── DATASET ROWS
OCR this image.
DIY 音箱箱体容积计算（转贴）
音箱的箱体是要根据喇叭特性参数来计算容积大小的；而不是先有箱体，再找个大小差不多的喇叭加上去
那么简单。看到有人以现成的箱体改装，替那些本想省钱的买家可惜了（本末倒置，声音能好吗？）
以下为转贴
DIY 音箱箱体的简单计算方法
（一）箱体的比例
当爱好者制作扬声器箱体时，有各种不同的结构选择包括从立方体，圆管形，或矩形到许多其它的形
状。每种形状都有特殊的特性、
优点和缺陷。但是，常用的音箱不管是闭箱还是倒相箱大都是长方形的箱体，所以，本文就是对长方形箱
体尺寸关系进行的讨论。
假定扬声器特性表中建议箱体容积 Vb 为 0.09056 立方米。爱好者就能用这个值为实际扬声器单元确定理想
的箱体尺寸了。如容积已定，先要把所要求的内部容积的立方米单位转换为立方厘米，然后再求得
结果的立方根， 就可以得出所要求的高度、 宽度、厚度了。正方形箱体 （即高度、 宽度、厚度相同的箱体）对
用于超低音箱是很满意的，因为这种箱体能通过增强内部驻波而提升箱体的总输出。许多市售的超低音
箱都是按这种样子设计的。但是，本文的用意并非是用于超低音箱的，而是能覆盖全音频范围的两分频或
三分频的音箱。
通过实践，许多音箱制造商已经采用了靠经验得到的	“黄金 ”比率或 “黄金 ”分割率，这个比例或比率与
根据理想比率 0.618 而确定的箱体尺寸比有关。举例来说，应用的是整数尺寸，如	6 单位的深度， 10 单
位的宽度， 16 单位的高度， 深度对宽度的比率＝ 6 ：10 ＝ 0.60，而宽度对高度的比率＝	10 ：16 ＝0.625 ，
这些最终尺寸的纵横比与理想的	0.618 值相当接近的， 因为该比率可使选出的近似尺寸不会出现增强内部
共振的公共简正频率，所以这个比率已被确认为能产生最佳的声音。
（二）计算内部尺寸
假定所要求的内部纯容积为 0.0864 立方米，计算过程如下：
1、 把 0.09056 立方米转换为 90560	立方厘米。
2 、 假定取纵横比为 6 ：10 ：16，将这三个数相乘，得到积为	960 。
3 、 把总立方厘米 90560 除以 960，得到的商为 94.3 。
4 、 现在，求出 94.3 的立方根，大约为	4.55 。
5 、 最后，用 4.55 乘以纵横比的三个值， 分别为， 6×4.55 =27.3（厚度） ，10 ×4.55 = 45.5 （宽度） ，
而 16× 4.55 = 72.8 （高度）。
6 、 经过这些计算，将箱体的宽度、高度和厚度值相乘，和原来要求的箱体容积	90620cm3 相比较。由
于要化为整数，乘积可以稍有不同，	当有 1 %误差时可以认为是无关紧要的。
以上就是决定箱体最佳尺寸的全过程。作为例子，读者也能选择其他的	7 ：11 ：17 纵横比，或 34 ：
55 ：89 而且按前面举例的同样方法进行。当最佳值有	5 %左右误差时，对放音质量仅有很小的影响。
────
[WHAT THE TASK REQUIRES]: Output the records exactly, including every line.

[FINISHED ANSWER]:
OCR this image.
DIY 音箱箱体容积计算（转贴）
音箱的箱体是要根据喇叭特性参数来计算容积大小的；而不是先有箱体，再找个大小差不多的喇叭加上去
那么简单。看到有人以现成的箱体改装，替那些本想省钱的买家可惜了（本末倒置，声音能好吗？）
以下为转贴
DIY 音箱箱体的简单计算方法
（一）箱体的比例
当爱好者制作扬声器箱体时，有各种不同的结构选择包括从立方体，圆管形，或矩形到许多其它的形
状。每种形状都有特殊的特性、
优点和缺陷。但是，常用的音箱不管是闭箱还是倒相箱大都是长方形的箱体，所以，本文就是对长方形箱
体尺寸关系进行的讨论。
假定扬声器特性表中建议箱体容积 Vb 为 0.09056 立方米。爱好者就能用这个值为实际扬声器单元确定理想
的箱体尺寸了。如容积已定，先要把所要求的内部容积的立方米单位转换为立方厘米，然后再求得
结果的立方根， 就可以得出所要求的高度、 宽度、厚度了。正方形箱体 （即高度、 宽度、厚度相同的箱体）对
用于超低音箱是很满意的，因为这种箱体能通过增强内部驻波而提升箱体的总输出。许多市售的超低音
箱都是按这种样子设计的。但是，本文的用意并非是用于超低音箱的，而是能覆盖全音频范围的两分频或
三分频的音箱。
通过实践，许多音箱制造商已经采用了靠经验得到的	“黄金 ”比率或 “黄金 ”分割率，这个比例或比率与
根据理想比率 0.618 而确定的箱体尺寸比有关。举例来说，应用的是整数尺寸，如	6 单位的深度， 10 单
位的宽度， 16 单位的高度， 深度对宽度的比率＝ 6 ：10 ＝ 0.60，而宽度对高度的比率＝	10 ：16 ＝0.625 ，
这些最终尺寸的纵横比与理想的	0.618 值相当接近的， 因为该比率可使选出的近似尺寸不会出现增强内部
共振的公共简正频率，所以这个比率已被确认为能产生最佳的声音。
（二）计算内部尺寸
假定所要求的内部纯容积为 0.0864 立方米，计算过程如下：
1、 把 0.09056 立方米转换为 90560	立方厘米。
2 、 假定取纵横比为 6 ：10 ：16，将这三个数相乘，得到积为	960 。
3 、 把总立方厘米 90560 除以 960，得到的商为 94.3 。
4 、 现在，求出 94.3 的立方根，大约为	4.55 。
5 、 最后，用 4.55 乘以纵横比的三个值， 分别为， 6×4.55 =27.3（厚度） ，10 ×4.55 = 45.5 （宽度） ，
而 16× 4.55 = 72.8 （高度）。
6 、 经过这些计算，将箱体的宽度、高度和厚度值相乘，和原来要求的箱体容积	90620cm3 相比较。由
于要化为整数，乘积可以稍有不同，	当有 1 %误差时可以认为是无关紧要的。
以上就是决定箱体最佳尺寸的全过程。作为例子，读者也能选择其他的	7 ：11 ：17 纵横比，或 34 ：
55 ：89 而且按前面举例的同样方法进行。当最佳值有	5 %左右误差时，对放音质量仅有很小的影响。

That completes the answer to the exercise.